• Problem details:
State the count of lines below in which the word "text" appears, and add nothing.
::::::::
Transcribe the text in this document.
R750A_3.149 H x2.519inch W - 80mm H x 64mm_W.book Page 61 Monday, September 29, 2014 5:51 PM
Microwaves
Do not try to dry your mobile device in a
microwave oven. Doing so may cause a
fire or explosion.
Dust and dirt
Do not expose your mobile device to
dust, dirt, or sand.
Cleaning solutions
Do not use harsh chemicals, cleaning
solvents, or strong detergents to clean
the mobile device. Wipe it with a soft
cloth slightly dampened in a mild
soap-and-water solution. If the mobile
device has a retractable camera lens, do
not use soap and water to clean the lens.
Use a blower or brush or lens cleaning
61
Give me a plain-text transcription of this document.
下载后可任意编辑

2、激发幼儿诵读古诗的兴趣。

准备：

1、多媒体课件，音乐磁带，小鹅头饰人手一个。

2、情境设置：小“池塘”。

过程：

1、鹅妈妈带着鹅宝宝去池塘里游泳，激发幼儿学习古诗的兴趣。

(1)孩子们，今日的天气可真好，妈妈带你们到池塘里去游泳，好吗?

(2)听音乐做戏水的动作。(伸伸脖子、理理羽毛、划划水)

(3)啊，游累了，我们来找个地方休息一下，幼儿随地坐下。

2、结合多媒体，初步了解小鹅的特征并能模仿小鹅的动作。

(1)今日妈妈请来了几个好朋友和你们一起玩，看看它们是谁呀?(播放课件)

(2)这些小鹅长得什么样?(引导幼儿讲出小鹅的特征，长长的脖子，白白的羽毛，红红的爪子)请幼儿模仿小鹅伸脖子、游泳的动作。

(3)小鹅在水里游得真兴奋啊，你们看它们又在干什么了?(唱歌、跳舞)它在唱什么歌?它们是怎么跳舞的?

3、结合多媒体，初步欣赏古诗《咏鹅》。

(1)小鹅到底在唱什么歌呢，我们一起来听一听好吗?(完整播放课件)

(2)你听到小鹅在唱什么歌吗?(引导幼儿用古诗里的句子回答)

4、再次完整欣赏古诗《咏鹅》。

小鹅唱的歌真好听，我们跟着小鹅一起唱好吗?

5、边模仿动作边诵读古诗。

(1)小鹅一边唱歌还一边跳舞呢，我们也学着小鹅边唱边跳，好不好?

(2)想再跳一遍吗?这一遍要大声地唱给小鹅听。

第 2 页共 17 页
::::::::
• Answer for this exercise:
2